### EXERCISE AIM
Copy every line, leaving nothing out and adding nothing.
# RECORDS FOR THE TASK start
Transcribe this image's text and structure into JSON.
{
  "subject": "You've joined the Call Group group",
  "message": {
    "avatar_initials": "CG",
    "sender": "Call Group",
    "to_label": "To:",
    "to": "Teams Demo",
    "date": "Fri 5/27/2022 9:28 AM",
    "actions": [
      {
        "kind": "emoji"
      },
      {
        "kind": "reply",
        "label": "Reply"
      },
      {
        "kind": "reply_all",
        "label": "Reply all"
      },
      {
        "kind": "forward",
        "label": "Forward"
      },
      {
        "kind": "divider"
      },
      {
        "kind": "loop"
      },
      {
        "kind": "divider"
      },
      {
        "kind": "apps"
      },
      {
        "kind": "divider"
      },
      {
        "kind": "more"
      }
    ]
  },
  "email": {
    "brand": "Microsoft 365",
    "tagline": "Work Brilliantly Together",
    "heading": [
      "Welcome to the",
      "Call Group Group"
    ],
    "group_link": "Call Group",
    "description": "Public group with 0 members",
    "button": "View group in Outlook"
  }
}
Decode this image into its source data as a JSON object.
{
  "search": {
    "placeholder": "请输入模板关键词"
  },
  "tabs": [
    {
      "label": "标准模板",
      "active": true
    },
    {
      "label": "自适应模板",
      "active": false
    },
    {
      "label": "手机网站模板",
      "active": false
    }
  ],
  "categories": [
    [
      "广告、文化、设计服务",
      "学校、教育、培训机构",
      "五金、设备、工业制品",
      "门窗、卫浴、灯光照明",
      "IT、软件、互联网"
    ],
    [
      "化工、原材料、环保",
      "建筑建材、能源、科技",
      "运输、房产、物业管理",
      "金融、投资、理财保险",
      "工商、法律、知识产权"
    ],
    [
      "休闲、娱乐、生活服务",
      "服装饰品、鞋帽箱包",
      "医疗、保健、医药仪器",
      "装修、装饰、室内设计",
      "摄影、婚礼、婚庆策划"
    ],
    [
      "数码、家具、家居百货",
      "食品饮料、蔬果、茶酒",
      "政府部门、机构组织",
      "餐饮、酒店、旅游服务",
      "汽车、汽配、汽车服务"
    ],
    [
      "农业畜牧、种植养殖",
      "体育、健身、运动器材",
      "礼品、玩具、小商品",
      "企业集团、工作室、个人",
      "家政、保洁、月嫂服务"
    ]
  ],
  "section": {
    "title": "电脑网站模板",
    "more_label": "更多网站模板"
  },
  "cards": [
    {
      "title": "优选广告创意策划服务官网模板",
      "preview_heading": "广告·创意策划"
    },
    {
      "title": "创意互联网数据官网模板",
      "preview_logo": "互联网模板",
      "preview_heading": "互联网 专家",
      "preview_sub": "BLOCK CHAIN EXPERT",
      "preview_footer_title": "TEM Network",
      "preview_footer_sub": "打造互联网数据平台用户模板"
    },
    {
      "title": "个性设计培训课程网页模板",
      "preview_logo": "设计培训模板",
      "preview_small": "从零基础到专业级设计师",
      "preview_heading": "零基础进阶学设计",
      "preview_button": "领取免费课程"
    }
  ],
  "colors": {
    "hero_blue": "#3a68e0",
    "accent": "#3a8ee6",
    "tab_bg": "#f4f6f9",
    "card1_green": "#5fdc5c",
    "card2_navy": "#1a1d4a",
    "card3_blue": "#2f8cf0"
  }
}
# RECORDS FOR THE TASK end
### ANSWER TO THE PROBLEM
Transcribe this image's text and structure into JSON.
{
  "subject": "You've joined the Call Group group",
  "message": {
    "avatar_initials": "CG",
    "sender": "Call Group",
    "to_label": "To:",
    "to": "Teams Demo",
    "date": "Fri 5/27/2022 9:28 AM",
    "actions": [
      {
        "kind": "emoji"
      },
      {
        "kind": "reply",
        "label": "Reply"
      },
      {
        "kind": "reply_all",
        "label": "Reply all"
      },
      {
        "kind": "forward",
        "label": "Forward"
      },
      {
        "kind": "divider"
      },
      {
        "kind": "loop"
      },
      {
        "kind": "divider"
      },
      {
        "kind": "apps"
      },
      {
        "kind": "divider"
      },
      {
        "kind": "more"
      }
    ]
  },
  "email": {
    "brand": "Microsoft 365",
    "tagline": "Work Brilliantly Together",
    "heading": [
      "Welcome to the",
      "Call Group Group"
    ],
    "group_link": "Call Group",
    "description": "Public group with 0 members",
    "button": "View group in Outlook"
  }
}
Decode this image into its source data as a JSON object.
{
  "search": {
    "placeholder": "请输入模板关键词"
  },
  "tabs": [
    {
      "label": "标准模板",
      "active": true
    },
    {
      "label": "自适应模板",
      "active": false
    },
    {
      "label": "手机网站模板",
      "active": false
    }
  ],
  "categories": [
    [
      "广告、文化、设计服务",
      "学校、教育、培训机构",
      "五金、设备、工业制品",
      "门窗、卫浴、灯光照明",
      "IT、软件、互联网"
    ],
    [
      "化工、原材料、环保",
      "建筑建材、能源、科技",
      "运输、房产、物业管理",
      "金融、投资、理财保险",
      "工商、法律、知识产权"
    ],
    [
      "休闲、娱乐、生活服务",
      "服装饰品、鞋帽箱包",
      "医疗、保健、医药仪器",
      "装修、装饰、室内设计",
      "摄影、婚礼、婚庆策划"
    ],
    [
      "数码、家具、家居百货",
      "食品饮料、蔬果、茶酒",
      "政府部门、机构组织",
      "餐饮、酒店、旅游服务",
      "汽车、汽配、汽车服务"
    ],
    [
      "农业畜牧、种植养殖",
      "体育、健身、运动器材",
      "礼品、玩具、小商品",
      "企业集团、工作室、个人",
      "家政、保洁、月嫂服务"
    ]
  ],
  "section": {
    "title": "电脑网站模板",
    "more_label": "更多网站模板"
  },
  "cards": [
    {
      "title": "优选广告创意策划服务官网模板",
      "preview_heading": "广告·创意策划"
    },
    {
      "title": "创意互联网数据官网模板",
      "preview_logo": "互联网模板",
      "preview_heading": "互联网 专家",
      "preview_sub": "BLOCK CHAIN EXPERT",
      "preview_footer_title": "TEM Network",
      "preview_footer_sub": "打造互联网数据平台用户模板"
    },
    {
      "title": "个性设计培训课程网页模板",
      "preview_logo": "设计培训模板",
      "preview_small": "从零基础到专业级设计师",
      "preview_heading": "零基础进阶学设计",
      "preview_button": "领取免费课程"
    }
  ],
  "colors": {
    "hero_blue": "#3a68e0",
    "accent": "#3a8ee6",
    "tab_bg": "#f4f6f9",
    "card1_green": "#5fdc5c",
    "card2_navy": "#1a1d4a",
    "card3_blue": "#2f8cf0"
  }
}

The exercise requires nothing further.